[Data records]
————————

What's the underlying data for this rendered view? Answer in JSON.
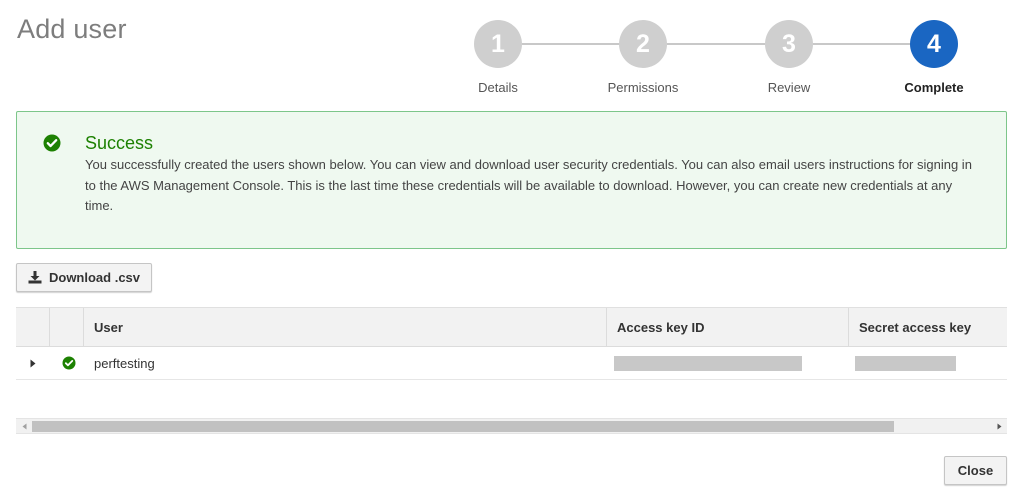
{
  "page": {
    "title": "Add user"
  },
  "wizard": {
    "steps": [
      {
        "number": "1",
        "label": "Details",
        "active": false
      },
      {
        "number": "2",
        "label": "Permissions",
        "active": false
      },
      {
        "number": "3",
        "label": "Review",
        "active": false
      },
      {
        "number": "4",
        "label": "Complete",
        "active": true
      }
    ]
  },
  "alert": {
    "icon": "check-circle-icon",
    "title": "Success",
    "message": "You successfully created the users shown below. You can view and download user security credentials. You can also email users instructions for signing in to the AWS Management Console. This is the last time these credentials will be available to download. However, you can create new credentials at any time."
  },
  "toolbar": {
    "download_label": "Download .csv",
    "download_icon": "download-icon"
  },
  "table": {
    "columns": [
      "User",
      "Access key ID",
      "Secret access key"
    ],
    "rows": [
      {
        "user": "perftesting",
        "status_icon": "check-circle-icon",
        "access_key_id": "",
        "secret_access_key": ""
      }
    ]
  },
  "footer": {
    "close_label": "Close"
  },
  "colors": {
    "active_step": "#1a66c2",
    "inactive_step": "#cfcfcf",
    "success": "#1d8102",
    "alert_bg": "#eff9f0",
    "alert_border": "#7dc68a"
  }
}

————————

■ GIVEN TASK
Retype all of the entries exactly as written, leaving out any images.

■ OUTPUT FOR THIS EXERCISE
What's the underlying data for this rendered view? Answer in JSON.
{
  "page": {
    "title": "Add user"
  },
  "wizard": {
    "steps": [
      {
        "number": "1",
        "label": "Details",
        "active": false
      },
      {
        "number": "2",
        "label": "Permissions",
        "active": false
      },
      {
        "number": "3",
        "label": "Review",
        "active": false
      },
      {
        "number": "4",
        "label": "Complete",
        "active": true
      }
    ]
  },
  "alert": {
    "icon": "check-circle-icon",
    "title": "Success",
    "message": "You successfully created the users shown below. You can view and download user security credentials. You can also email users instructions for signing in to the AWS Management Console. This is the last time these credentials will be available to download. However, you can create new credentials at any time."
  },
  "toolbar": {
    "download_label": "Download .csv",
    "download_icon": "download-icon"
  },
  "table": {
    "columns": [
      "User",
      "Access key ID",
      "Secret access key"
    ],
    "rows": [
      {
        "user": "perftesting",
        "status_icon": "check-circle-icon",
        "access_key_id": "",
        "secret_access_key": ""
      }
    ]
  },
  "footer": {
    "close_label": "Close"
  },
  "colors": {
    "active_step": "#1a66c2",
    "inactive_step": "#cfcfcf",
    "success": "#1d8102",
    "alert_bg": "#eff9f0",
    "alert_border": "#7dc68a"
  }
}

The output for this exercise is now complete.